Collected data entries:
·····
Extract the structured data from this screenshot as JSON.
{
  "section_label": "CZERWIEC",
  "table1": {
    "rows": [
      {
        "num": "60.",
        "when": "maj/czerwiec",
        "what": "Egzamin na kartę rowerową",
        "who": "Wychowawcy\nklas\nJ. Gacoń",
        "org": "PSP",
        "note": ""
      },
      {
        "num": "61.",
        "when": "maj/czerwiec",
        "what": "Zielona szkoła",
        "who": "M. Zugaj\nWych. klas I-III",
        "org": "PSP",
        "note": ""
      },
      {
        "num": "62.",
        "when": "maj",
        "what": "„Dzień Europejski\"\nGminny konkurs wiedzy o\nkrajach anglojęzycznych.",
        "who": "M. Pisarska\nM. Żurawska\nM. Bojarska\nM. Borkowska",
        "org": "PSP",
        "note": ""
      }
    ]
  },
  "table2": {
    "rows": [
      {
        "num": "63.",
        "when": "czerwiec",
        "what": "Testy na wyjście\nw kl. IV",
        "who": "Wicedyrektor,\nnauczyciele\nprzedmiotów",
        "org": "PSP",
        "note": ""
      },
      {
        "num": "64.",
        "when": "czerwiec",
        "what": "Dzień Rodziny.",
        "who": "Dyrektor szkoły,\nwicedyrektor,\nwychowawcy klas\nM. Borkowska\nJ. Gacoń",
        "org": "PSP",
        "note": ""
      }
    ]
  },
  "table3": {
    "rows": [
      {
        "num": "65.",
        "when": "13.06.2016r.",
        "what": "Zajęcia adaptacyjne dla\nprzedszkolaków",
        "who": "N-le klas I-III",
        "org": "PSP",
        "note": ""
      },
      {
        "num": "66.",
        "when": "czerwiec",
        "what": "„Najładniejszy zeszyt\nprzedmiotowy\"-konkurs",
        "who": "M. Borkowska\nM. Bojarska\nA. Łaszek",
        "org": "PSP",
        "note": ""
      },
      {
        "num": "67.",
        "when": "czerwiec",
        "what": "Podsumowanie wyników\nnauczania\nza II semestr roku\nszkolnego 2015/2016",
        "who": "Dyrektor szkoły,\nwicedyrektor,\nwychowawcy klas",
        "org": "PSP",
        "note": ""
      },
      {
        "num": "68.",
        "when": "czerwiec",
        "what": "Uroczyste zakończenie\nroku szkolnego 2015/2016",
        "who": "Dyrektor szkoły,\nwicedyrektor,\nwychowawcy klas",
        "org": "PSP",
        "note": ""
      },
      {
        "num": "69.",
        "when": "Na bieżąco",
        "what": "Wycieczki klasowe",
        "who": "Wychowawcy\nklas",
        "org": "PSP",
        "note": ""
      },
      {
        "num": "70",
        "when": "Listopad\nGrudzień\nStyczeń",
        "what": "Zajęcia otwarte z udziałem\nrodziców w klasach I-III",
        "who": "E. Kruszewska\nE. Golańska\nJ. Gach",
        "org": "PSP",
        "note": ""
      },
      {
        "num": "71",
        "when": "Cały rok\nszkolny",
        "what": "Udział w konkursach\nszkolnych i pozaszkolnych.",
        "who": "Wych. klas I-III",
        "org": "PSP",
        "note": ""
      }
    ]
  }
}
·····
• [OBJECTIVE]
Reproduce the complete set of lines precisely as supplied.

• [SOLUTION]
Extract the structured data from this screenshot as JSON.
{
  "section_label": "CZERWIEC",
  "table1": {
    "rows": [
      {
        "num": "60.",
        "when": "maj/czerwiec",
        "what": "Egzamin na kartę rowerową",
        "who": "Wychowawcy\nklas\nJ. Gacoń",
        "org": "PSP",
        "note": ""
      },
      {
        "num": "61.",
        "when": "maj/czerwiec",
        "what": "Zielona szkoła",
        "who": "M. Zugaj\nWych. klas I-III",
        "org": "PSP",
        "note": ""
      },
      {
        "num": "62.",
        "when": "maj",
        "what": "„Dzień Europejski\"\nGminny konkurs wiedzy o\nkrajach anglojęzycznych.",
        "who": "M. Pisarska\nM. Żurawska\nM. Bojarska\nM. Borkowska",
        "org": "PSP",
        "note": ""
      }
    ]
  },
  "table2": {
    "rows": [
      {
        "num": "63.",
        "when": "czerwiec",
        "what": "Testy na wyjście\nw kl. IV",
        "who": "Wicedyrektor,\nnauczyciele\nprzedmiotów",
        "org": "PSP",
        "note": ""
      },
      {
        "num": "64.",
        "when": "czerwiec",
        "what": "Dzień Rodziny.",
        "who": "Dyrektor szkoły,\nwicedyrektor,\nwychowawcy klas\nM. Borkowska\nJ. Gacoń",
        "org": "PSP",
        "note": ""
      }
    ]
  },
  "table3": {
    "rows": [
      {
        "num": "65.",
        "when": "13.06.2016r.",
        "what": "Zajęcia adaptacyjne dla\nprzedszkolaków",
        "who": "N-le klas I-III",
        "org": "PSP",
        "note": ""
      },
      {
        "num": "66.",
        "when": "czerwiec",
        "what": "„Najładniejszy zeszyt\nprzedmiotowy\"-konkurs",
        "who": "M. Borkowska\nM. Bojarska\nA. Łaszek",
        "org": "PSP",
        "note": ""
      },
      {
        "num": "67.",
        "when": "czerwiec",
        "what": "Podsumowanie wyników\nnauczania\nza II semestr roku\nszkolnego 2015/2016",
        "who": "Dyrektor szkoły,\nwicedyrektor,\nwychowawcy klas",
        "org": "PSP",
        "note": ""
      },
      {
        "num": "68.",
        "when": "czerwiec",
        "what": "Uroczyste zakończenie\nroku szkolnego 2015/2016",
        "who": "Dyrektor szkoły,\nwicedyrektor,\nwychowawcy klas",
        "org": "PSP",
        "note": ""
      },
      {
        "num": "69.",
        "when": "Na bieżąco",
        "what": "Wycieczki klasowe",
        "who": "Wychowawcy\nklas",
        "org": "PSP",
        "note": ""
      },
      {
        "num": "70",
        "when": "Listopad\nGrudzień\nStyczeń",
        "what": "Zajęcia otwarte z udziałem\nrodziców w klasach I-III",
        "who": "E. Kruszewska\nE. Golańska\nJ. Gach",
        "org": "PSP",
        "note": ""
      },
      {
        "num": "71",
        "when": "Cały rok\nszkolny",
        "what": "Udział w konkursach\nszkolnych i pozaszkolnych.",
        "who": "Wych. klas I-III",
        "org": "PSP",
        "note": ""
      }
    ]
  }
}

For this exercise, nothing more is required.